Instructions to follow> Copy out each line that includes the word "arrival".

Entries from a dataset>

┏━━

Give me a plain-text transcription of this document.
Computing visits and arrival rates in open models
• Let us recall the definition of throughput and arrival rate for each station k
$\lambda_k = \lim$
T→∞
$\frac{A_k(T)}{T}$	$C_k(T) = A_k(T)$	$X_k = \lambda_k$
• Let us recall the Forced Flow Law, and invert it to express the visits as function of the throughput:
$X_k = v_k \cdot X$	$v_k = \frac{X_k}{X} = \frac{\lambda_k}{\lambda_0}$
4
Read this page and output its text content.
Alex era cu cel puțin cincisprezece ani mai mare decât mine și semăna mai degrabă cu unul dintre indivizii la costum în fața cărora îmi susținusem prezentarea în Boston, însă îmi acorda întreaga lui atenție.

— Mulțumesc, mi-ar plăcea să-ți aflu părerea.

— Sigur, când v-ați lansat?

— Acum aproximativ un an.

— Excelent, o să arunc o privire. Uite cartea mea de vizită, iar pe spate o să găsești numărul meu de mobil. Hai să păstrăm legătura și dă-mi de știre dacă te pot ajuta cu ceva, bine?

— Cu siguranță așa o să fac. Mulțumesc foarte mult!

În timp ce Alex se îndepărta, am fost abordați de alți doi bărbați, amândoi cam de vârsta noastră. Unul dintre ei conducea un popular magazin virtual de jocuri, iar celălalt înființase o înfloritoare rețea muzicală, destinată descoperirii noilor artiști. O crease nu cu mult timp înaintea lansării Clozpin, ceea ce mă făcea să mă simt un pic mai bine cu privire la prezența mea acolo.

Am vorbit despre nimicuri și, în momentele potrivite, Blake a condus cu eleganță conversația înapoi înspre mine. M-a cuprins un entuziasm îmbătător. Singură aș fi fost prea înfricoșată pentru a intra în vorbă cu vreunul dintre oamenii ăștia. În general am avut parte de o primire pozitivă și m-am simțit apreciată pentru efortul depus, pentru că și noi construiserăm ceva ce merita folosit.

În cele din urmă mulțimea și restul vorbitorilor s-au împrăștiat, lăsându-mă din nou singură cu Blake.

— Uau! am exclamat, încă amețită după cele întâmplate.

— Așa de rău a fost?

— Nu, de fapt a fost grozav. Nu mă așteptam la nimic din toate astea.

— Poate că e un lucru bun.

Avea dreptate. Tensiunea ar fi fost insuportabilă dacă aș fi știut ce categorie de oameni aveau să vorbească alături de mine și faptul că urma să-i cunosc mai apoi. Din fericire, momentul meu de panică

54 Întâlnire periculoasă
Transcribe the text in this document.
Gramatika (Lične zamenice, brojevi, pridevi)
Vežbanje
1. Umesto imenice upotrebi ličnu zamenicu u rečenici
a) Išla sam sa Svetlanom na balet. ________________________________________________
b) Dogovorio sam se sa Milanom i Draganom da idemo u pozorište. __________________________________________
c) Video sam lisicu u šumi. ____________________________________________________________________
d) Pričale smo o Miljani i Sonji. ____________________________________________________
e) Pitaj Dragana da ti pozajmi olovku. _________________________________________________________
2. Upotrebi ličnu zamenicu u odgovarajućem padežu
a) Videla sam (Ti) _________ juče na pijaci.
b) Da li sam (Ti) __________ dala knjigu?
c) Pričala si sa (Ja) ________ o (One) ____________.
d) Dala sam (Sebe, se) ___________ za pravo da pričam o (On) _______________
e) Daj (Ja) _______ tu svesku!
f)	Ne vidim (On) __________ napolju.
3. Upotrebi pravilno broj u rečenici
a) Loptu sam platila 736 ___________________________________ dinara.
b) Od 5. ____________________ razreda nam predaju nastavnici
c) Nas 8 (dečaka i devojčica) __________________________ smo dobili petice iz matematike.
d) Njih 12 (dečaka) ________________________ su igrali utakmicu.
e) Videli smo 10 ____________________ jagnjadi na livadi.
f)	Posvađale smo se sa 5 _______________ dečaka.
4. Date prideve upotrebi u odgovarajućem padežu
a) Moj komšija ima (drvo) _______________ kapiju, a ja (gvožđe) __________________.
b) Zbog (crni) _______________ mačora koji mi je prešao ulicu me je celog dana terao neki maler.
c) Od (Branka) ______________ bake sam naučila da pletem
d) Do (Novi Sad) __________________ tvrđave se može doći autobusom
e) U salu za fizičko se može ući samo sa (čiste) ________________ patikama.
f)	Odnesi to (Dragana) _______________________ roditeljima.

┗━━

Reply>
Computing visits and arrival rates in open models
• Let us recall the definition of throughput and arrival rate for each station k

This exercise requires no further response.